-- START Records shown --

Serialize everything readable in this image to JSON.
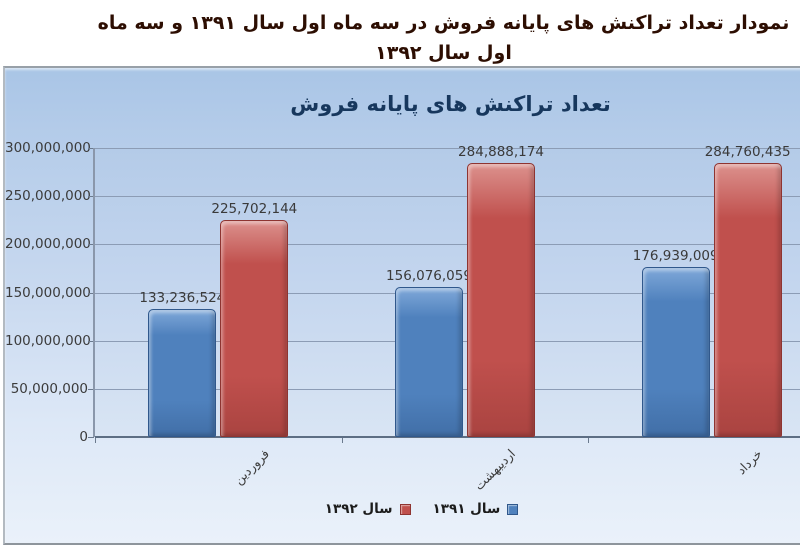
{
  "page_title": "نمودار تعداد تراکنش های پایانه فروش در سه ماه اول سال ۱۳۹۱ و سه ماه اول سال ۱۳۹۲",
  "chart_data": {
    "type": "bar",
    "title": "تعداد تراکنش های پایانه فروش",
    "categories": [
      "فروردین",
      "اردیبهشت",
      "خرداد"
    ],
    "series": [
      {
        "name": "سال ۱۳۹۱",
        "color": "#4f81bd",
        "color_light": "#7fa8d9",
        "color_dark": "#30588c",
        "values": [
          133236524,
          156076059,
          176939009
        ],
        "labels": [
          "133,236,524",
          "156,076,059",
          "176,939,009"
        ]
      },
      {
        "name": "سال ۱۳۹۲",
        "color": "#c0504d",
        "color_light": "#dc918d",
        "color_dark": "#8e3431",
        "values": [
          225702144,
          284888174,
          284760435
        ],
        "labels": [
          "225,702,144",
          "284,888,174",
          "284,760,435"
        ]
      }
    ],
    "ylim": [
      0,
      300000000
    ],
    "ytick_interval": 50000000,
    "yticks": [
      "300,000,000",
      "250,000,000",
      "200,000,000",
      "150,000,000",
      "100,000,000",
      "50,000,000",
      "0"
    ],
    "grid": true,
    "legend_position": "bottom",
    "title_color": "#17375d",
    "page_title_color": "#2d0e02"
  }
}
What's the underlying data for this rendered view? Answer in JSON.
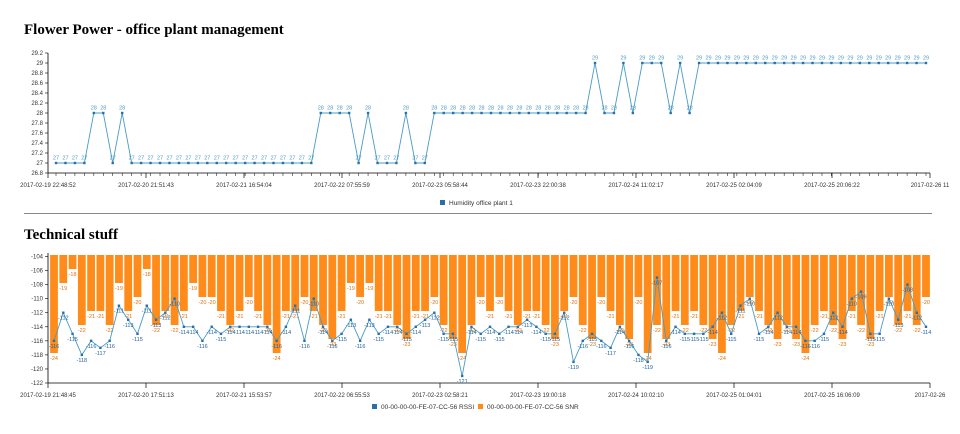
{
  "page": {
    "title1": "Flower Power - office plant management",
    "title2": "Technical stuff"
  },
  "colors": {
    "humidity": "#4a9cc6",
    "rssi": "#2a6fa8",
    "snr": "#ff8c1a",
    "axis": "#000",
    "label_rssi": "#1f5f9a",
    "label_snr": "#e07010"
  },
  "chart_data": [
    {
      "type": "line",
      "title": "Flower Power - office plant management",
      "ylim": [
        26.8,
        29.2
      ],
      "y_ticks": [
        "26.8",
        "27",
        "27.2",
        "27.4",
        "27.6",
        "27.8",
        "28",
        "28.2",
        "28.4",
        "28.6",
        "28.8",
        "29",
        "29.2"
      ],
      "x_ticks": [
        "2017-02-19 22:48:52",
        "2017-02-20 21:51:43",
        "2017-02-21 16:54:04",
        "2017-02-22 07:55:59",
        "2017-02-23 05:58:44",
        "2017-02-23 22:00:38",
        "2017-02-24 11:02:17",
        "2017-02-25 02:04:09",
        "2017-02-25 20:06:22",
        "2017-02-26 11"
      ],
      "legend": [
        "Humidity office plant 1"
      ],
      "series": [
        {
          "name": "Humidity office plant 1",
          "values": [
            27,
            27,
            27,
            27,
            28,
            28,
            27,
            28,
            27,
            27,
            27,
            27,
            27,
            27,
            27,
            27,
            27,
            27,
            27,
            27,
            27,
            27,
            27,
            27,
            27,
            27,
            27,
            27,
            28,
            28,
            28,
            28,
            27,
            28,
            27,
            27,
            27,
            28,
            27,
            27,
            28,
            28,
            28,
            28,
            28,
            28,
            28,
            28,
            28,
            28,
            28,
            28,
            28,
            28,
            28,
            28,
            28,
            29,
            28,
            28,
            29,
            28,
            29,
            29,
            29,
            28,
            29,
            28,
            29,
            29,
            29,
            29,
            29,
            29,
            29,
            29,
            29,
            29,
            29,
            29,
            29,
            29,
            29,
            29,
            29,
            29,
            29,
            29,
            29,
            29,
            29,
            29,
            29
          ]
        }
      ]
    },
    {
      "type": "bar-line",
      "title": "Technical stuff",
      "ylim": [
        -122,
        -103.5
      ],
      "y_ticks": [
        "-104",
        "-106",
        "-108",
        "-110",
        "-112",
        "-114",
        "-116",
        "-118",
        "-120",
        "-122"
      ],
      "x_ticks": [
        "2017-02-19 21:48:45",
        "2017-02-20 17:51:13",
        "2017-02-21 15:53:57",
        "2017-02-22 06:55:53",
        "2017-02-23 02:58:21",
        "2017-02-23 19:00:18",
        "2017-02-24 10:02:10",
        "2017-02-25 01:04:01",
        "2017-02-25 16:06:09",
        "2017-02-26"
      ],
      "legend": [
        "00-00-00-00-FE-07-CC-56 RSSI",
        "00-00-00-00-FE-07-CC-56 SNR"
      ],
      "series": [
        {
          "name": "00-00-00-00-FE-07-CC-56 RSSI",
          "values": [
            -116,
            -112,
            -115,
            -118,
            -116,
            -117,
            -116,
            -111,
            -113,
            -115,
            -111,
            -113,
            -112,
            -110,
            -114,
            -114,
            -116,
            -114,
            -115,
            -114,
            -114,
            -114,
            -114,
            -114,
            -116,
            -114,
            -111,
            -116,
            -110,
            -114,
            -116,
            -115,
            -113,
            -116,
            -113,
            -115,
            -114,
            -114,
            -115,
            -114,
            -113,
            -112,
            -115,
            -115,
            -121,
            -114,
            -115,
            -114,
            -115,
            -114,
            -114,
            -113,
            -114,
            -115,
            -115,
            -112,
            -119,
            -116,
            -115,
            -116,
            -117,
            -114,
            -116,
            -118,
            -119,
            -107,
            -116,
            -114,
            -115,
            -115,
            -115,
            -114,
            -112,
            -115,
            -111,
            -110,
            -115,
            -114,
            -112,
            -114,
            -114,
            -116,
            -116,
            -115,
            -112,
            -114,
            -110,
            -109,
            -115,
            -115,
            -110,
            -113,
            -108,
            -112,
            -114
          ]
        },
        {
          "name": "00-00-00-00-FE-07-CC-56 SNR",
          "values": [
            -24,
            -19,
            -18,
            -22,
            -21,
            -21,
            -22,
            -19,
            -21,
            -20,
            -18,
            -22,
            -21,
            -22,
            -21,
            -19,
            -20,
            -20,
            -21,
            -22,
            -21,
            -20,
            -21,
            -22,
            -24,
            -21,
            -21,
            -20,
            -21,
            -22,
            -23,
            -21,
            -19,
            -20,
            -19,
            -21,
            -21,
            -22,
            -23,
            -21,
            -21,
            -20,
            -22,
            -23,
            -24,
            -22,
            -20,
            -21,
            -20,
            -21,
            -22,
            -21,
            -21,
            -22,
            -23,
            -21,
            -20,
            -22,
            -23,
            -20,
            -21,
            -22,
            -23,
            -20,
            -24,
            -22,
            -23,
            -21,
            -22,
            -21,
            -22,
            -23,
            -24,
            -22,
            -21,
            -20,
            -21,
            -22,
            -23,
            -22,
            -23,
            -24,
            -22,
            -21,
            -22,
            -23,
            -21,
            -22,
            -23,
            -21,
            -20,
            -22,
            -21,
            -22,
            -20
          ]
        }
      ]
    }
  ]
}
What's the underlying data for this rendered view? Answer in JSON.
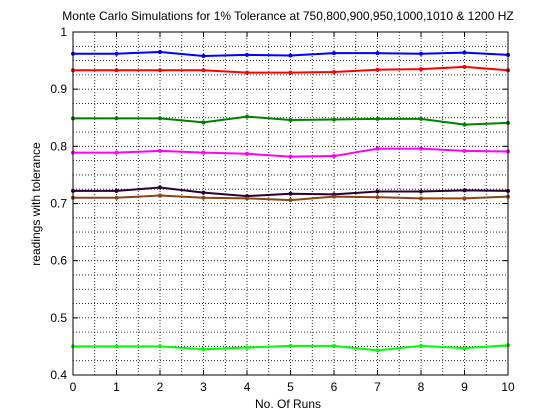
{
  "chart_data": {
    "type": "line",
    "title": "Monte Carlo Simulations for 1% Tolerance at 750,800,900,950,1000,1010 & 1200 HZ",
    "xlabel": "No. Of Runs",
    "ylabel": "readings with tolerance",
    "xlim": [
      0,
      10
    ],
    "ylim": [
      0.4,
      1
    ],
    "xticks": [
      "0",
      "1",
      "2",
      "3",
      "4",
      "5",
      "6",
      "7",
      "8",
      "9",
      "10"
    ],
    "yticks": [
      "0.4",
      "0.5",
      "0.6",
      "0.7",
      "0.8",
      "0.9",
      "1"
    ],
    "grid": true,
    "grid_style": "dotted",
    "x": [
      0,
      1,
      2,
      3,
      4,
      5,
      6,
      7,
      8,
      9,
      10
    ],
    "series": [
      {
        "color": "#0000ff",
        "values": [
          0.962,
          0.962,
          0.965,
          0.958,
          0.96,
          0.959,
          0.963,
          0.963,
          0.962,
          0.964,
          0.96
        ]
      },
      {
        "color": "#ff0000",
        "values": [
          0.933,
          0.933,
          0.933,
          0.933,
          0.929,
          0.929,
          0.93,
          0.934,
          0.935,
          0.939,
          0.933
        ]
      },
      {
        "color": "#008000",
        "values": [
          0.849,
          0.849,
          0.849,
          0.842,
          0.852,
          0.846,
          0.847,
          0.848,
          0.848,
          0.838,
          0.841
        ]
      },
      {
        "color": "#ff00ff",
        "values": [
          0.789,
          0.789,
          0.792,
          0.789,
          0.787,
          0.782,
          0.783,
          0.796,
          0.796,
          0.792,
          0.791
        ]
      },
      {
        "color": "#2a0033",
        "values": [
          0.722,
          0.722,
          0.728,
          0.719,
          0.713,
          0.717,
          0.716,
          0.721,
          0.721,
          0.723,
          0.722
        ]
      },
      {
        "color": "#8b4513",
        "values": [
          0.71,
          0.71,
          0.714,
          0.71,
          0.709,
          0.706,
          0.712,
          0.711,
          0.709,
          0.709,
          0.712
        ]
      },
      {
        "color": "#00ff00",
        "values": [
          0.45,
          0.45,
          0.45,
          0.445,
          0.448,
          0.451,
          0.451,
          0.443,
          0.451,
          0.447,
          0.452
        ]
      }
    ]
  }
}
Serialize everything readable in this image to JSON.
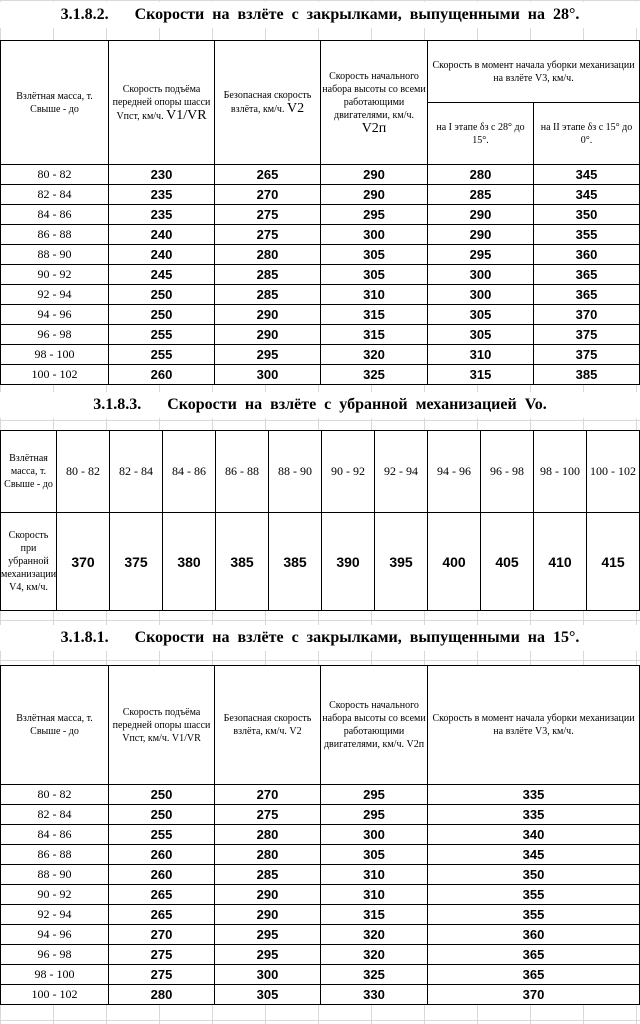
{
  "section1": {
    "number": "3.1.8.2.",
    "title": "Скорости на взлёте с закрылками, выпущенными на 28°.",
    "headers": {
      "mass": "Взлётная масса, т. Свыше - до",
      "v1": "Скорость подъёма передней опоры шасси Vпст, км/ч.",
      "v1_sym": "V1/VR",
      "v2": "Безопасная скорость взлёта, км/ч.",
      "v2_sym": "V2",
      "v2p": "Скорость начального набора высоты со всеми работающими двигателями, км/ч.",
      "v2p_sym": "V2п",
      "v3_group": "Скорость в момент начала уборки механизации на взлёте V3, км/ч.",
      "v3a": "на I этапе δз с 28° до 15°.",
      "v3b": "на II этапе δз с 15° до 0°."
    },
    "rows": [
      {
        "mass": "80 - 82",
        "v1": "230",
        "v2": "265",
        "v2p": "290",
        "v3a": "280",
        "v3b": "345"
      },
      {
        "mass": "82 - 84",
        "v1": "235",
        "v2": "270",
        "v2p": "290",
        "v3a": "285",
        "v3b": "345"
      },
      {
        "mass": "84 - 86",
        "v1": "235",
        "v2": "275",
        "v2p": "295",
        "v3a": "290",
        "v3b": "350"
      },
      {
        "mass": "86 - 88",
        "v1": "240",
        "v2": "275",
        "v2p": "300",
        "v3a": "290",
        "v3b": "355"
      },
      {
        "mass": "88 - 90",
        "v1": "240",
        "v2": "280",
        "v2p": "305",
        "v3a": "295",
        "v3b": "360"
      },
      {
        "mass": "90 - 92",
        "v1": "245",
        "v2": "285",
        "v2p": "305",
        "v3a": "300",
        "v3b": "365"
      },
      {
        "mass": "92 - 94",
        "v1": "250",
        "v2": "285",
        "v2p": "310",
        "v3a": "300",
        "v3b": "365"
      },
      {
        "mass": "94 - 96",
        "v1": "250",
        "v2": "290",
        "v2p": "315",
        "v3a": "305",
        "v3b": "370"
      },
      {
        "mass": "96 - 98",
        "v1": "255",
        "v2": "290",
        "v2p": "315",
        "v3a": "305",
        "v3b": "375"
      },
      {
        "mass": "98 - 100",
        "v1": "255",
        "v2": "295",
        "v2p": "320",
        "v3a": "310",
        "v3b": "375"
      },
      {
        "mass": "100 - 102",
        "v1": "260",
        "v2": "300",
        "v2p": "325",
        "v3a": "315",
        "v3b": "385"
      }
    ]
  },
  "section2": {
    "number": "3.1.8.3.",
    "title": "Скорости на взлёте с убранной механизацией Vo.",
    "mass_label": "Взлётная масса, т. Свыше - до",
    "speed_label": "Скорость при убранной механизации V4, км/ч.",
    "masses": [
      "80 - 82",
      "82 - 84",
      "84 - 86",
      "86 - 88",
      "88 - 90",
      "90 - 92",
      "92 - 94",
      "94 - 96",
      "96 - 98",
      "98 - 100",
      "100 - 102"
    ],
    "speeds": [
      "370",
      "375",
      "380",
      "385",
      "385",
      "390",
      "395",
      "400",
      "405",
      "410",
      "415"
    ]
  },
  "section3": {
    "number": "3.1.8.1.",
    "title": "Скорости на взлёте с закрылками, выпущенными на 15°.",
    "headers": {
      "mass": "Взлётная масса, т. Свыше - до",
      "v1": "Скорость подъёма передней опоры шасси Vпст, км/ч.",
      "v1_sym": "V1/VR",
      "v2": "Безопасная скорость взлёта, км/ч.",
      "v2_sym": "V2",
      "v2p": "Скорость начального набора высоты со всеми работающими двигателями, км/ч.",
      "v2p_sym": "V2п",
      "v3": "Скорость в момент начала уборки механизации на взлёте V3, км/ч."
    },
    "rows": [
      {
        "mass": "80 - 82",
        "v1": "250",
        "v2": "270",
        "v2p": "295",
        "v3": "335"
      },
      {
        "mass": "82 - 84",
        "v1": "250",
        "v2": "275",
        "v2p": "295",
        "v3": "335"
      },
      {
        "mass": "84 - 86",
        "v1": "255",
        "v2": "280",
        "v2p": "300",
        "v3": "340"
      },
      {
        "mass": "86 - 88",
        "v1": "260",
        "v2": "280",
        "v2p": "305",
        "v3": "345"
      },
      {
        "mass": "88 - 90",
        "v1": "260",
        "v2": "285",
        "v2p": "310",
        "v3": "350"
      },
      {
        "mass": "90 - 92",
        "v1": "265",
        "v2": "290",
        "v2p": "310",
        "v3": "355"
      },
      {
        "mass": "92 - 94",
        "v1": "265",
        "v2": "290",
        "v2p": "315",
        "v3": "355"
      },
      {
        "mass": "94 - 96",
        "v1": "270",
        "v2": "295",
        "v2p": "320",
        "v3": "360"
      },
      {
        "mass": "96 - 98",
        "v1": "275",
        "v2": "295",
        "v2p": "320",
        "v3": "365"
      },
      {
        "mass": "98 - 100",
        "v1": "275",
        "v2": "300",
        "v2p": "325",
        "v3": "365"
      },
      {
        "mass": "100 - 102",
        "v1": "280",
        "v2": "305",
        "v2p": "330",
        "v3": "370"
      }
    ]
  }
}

-- END Records shown --

» **Goal**
Check each line above for the string "взлёте" and show the ones that have it.

» **Problem solution**
    "title": "Скорости на взлёте с закрылками, выпущенными на 28°.",
      "v3_group": "Скорость в момент начала уборки механизации на взлёте V3, км/ч.",
    "title": "Скорости на взлёте с убранной механизацией Vo.",
    "title": "Скорости на взлёте с закрылками, выпущенными на 15°.",
      "v3": "Скорость в момент начала уборки механизации на взлёте V3, км/ч."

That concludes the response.